■ EXERCISE PROMPT:
Please list all lines of the material below in which the string "immediately" occurs.

■ INFORMATION GIVEN:
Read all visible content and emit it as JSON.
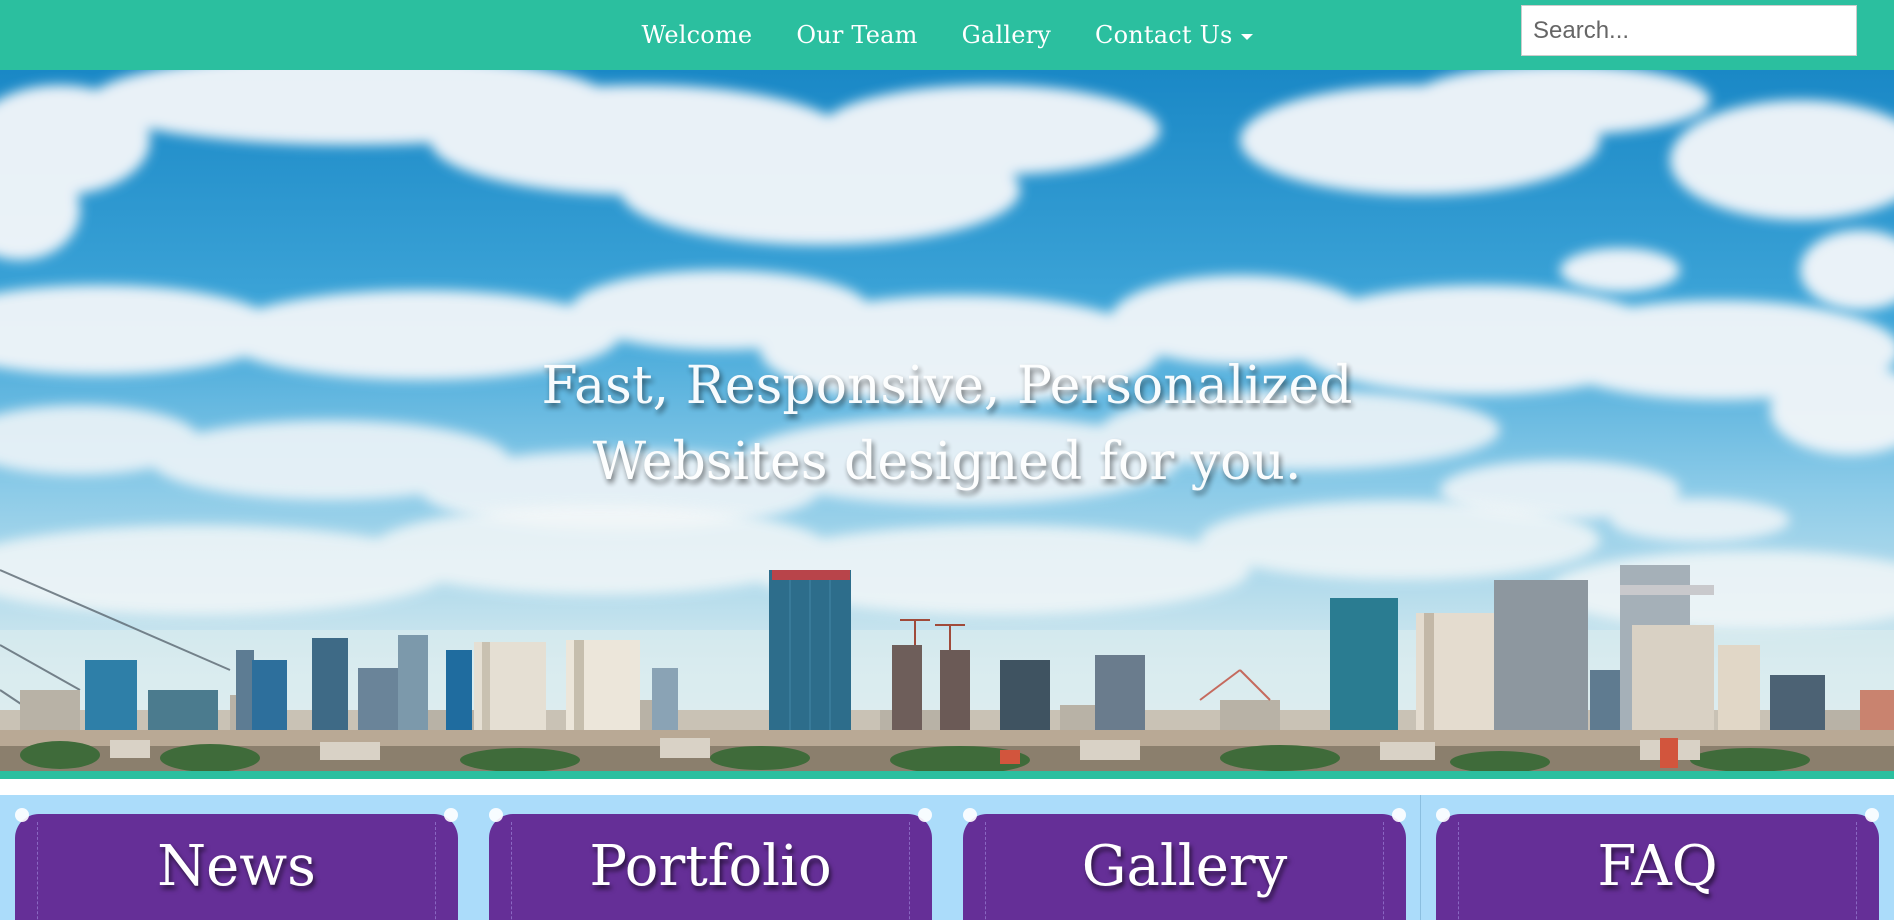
{
  "nav": {
    "links": [
      {
        "label": "Welcome"
      },
      {
        "label": "Our Team"
      },
      {
        "label": "Gallery"
      },
      {
        "label": "Contact Us"
      }
    ],
    "search_placeholder": "Search..."
  },
  "hero": {
    "headline_line1": "Fast, Responsive, Personalized",
    "headline_line2": "Websites designed for you.",
    "background": "city-skyline-under-cloudy-sky-photo"
  },
  "tiles": [
    {
      "label": "News"
    },
    {
      "label": "Portfolio"
    },
    {
      "label": "Gallery"
    },
    {
      "label": "FAQ"
    }
  ],
  "colors": {
    "navbar": "#2bbf9f",
    "tile": "#652f97",
    "tiles_background": "#abdcfa",
    "sky": "#1c8bc6"
  }
}
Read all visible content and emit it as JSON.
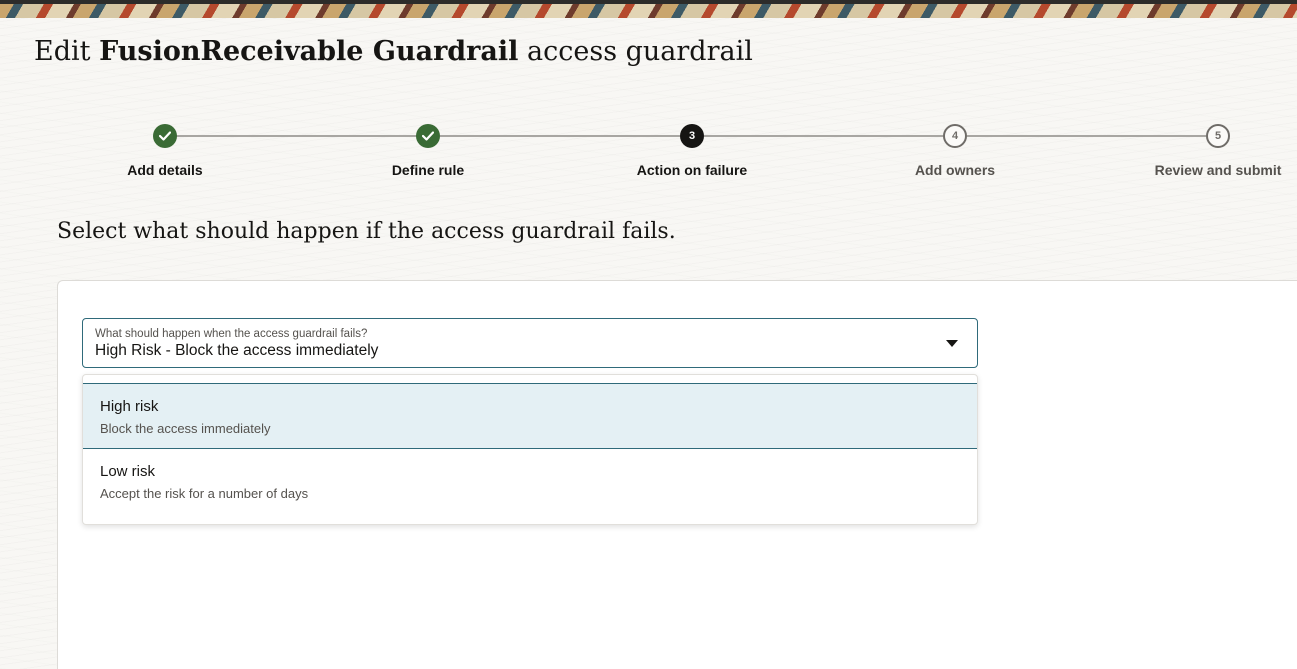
{
  "title": {
    "prefix": "Edit",
    "name": "FusionReceivable Guardrail",
    "suffix": "access guardrail"
  },
  "stepper": {
    "steps": [
      {
        "number": "1",
        "label": "Add details",
        "state": "done"
      },
      {
        "number": "2",
        "label": "Define rule",
        "state": "done"
      },
      {
        "number": "3",
        "label": "Action on failure",
        "state": "current"
      },
      {
        "number": "4",
        "label": "Add owners",
        "state": "todo"
      },
      {
        "number": "5",
        "label": "Review and submit",
        "state": "todo"
      }
    ],
    "colors": {
      "done": "#3a6b35",
      "current": "#161513",
      "todo": "#6f6c68"
    }
  },
  "section": {
    "heading": "Select what should happen if the access guardrail fails."
  },
  "failure_select": {
    "label": "What should happen when the access guardrail fails?",
    "value": "High Risk - Block the access immediately",
    "icon": "chevron-down-icon",
    "options": [
      {
        "title": "High risk",
        "description": "Block the access immediately",
        "selected": true
      },
      {
        "title": "Low risk",
        "description": "Accept the risk for a number of days",
        "selected": false
      }
    ]
  },
  "colors": {
    "accent": "#2f6a7a",
    "selected_option_bg": "#e4f0f4"
  }
}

■ REPLY:
    "value": "High Risk - Block the access immediately",
        "description": "Block the access immediately",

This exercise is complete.